[Data entries]
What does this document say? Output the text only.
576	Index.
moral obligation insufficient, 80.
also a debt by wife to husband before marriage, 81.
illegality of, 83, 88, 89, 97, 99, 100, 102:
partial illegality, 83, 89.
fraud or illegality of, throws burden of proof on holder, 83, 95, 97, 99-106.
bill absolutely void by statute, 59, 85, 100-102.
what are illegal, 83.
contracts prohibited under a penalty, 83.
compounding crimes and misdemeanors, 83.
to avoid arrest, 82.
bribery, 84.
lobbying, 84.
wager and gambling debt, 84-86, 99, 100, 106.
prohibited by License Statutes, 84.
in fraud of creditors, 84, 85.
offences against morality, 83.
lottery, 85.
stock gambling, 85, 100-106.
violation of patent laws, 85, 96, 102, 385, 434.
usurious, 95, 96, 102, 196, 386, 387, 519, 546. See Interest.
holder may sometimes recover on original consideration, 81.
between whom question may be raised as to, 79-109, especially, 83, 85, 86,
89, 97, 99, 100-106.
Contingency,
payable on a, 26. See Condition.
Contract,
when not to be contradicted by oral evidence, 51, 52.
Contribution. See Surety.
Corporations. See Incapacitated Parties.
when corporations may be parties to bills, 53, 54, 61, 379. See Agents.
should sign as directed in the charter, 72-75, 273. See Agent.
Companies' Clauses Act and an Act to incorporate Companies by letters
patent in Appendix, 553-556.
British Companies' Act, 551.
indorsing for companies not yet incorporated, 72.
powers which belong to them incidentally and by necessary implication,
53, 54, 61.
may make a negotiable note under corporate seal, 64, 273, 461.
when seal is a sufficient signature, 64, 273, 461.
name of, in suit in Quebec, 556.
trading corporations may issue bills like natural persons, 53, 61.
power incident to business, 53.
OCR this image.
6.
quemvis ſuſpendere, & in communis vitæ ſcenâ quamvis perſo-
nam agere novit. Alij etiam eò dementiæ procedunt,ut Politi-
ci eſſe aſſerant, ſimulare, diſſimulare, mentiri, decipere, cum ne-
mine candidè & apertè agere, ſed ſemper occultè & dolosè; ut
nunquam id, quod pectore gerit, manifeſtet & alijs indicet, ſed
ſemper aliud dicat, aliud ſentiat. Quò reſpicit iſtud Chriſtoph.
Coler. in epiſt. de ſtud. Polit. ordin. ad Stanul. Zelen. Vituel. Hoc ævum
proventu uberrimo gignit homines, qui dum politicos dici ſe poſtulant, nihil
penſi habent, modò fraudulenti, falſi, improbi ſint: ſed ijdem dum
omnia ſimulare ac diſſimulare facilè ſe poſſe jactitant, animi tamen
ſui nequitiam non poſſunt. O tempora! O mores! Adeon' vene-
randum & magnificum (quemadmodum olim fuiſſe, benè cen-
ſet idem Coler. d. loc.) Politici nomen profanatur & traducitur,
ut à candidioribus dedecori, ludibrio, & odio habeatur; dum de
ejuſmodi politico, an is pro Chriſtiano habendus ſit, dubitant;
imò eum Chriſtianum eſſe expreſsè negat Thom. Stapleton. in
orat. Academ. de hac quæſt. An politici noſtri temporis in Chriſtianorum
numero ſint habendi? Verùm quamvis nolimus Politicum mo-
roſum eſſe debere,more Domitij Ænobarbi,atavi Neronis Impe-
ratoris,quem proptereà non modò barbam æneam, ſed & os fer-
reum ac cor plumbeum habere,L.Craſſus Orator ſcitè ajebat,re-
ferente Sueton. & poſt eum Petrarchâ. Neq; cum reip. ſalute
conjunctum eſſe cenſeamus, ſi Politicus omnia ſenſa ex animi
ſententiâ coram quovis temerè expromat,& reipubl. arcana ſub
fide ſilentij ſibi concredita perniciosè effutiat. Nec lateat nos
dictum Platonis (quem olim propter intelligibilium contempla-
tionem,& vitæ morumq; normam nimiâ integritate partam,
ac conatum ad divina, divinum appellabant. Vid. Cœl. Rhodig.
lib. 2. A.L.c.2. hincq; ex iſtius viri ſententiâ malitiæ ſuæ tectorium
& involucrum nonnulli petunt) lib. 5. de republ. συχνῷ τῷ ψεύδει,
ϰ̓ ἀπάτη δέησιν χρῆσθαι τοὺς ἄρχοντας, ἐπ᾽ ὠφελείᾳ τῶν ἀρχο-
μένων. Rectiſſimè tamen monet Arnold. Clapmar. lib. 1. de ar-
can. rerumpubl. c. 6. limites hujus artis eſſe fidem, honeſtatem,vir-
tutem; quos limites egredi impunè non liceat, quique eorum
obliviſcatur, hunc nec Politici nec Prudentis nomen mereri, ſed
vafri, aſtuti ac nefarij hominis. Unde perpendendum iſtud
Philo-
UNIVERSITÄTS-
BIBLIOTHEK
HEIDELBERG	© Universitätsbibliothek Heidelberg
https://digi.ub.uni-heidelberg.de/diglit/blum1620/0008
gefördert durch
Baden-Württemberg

Direction:
Transcribe the material exactly as it reads.

Exercise output:
What does this document say? Output the text only.
576	Index.
moral obligation insufficient, 80.
also a debt by wife to husband before marriage, 81.
illegality of, 83, 88, 89, 97, 99, 100, 102:
partial illegality, 83, 89.
fraud or illegality of, throws burden of proof on holder, 83, 95, 97, 99-106.
bill absolutely void by statute, 59, 85, 100-102.
what are illegal, 83.
contracts prohibited under a penalty, 83.
compounding crimes and misdemeanors, 83.
to avoid arrest, 82.
bribery, 84.
lobbying, 84.
wager and gambling debt, 84-86, 99, 100, 106.
prohibited by License Statutes, 84.
in fraud of creditors, 84, 85.
offences against morality, 83.
lottery, 85.
stock gambling, 85, 100-106.
violation of patent laws, 85, 96, 102, 385, 434.
usurious, 95, 96, 102, 196, 386, 387, 519, 546. See Interest.
holder may sometimes recover on original consideration, 81.
between whom question may be raised as to, 79-109, especially, 83, 85, 86,
89, 97, 99, 100-106.
Contingency,
payable on a, 26. See Condition.
Contract,
when not to be contradicted by oral evidence, 51, 52.
Contribution. See Surety.
Corporations. See Incapacitated Parties.
when corporations may be parties to bills, 53, 54, 61, 379. See Agents.
should sign as directed in the charter, 72-75, 273. See Agent.
Companies' Clauses Act and an Act to incorporate Companies by letters
patent in Appendix, 553-556.
British Companies' Act, 551.
indorsing for companies not yet incorporated, 72.
powers which belong to them incidentally and by necessary implication,
53, 54, 61.
may make a negotiable note under corporate seal, 64, 273, 461.
when seal is a sufficient signature, 64, 273, 461.
name of, in suit in Quebec, 556.
trading corporations may issue bills like natural persons, 53, 61.
power incident to business, 53.
OCR this image.
6.
quemvis ſuſpendere, & in communis vitæ ſcenâ quamvis perſo-
nam agere novit. Alij etiam eò dementiæ procedunt,ut Politi-
ci eſſe aſſerant, ſimulare, diſſimulare, mentiri, decipere, cum ne-
mine candidè & apertè agere, ſed ſemper occultè & dolosè; ut
nunquam id, quod pectore gerit, manifeſtet & alijs indicet, ſed
ſemper aliud dicat, aliud ſentiat. Quò reſpicit iſtud Chriſtoph.
Coler. in epiſt. de ſtud. Polit. ordin. ad Stanul. Zelen. Vituel. Hoc ævum
proventu uberrimo gignit homines, qui dum politicos dici ſe poſtulant, nihil
penſi habent, modò fraudulenti, falſi, improbi ſint: ſed ijdem dum
omnia ſimulare ac diſſimulare facilè ſe poſſe jactitant, animi tamen
ſui nequitiam non poſſunt. O tempora! O mores! Adeon' vene-
randum & magnificum (quemadmodum olim fuiſſe, benè cen-
ſet idem Coler. d. loc.) Politici nomen profanatur & traducitur,
ut à candidioribus dedecori, ludibrio, & odio habeatur; dum de
ejuſmodi politico, an is pro Chriſtiano habendus ſit, dubitant;
imò eum Chriſtianum eſſe expreſsè negat Thom. Stapleton. in
orat. Academ. de hac quæſt. An politici noſtri temporis in Chriſtianorum
numero ſint habendi? Verùm quamvis nolimus Politicum mo-
roſum eſſe debere,more Domitij Ænobarbi,atavi Neronis Impe-
ratoris,quem proptereà non modò barbam æneam, ſed & os fer-
reum ac cor plumbeum habere,L.Craſſus Orator ſcitè ajebat,re-
ferente Sueton. & poſt eum Petrarchâ. Neq; cum reip. ſalute
conjunctum eſſe cenſeamus, ſi Politicus omnia ſenſa ex animi
ſententiâ coram quovis temerè expromat,& reipubl. arcana ſub
fide ſilentij ſibi concredita perniciosè effutiat. Nec lateat nos
dictum Platonis (quem olim propter intelligibilium contempla-
tionem,& vitæ morumq; normam nimiâ integritate partam,
ac conatum ad divina, divinum appellabant. Vid. Cœl. Rhodig.
lib. 2. A.L.c.2. hincq; ex iſtius viri ſententiâ malitiæ ſuæ tectorium
& involucrum nonnulli petunt) lib. 5. de republ. συχνῷ τῷ ψεύδει,
ϰ̓ ἀπάτη δέησιν χρῆσθαι τοὺς ἄρχοντας, ἐπ᾽ ὠφελείᾳ τῶν ἀρχο-
μένων. Rectiſſimè tamen monet Arnold. Clapmar. lib. 1. de ar-
can. rerumpubl. c. 6. limites hujus artis eſſe fidem, honeſtatem,vir-
tutem; quos limites egredi impunè non liceat, quique eorum
obliviſcatur, hunc nec Politici nec Prudentis nomen mereri, ſed
vafri, aſtuti ac nefarij hominis. Unde perpendendum iſtud
Philo-
UNIVERSITÄTS-
BIBLIOTHEK
HEIDELBERG	© Universitätsbibliothek Heidelberg
https://digi.ub.uni-heidelberg.de/diglit/blum1620/0008
gefördert durch
Baden-Württemberg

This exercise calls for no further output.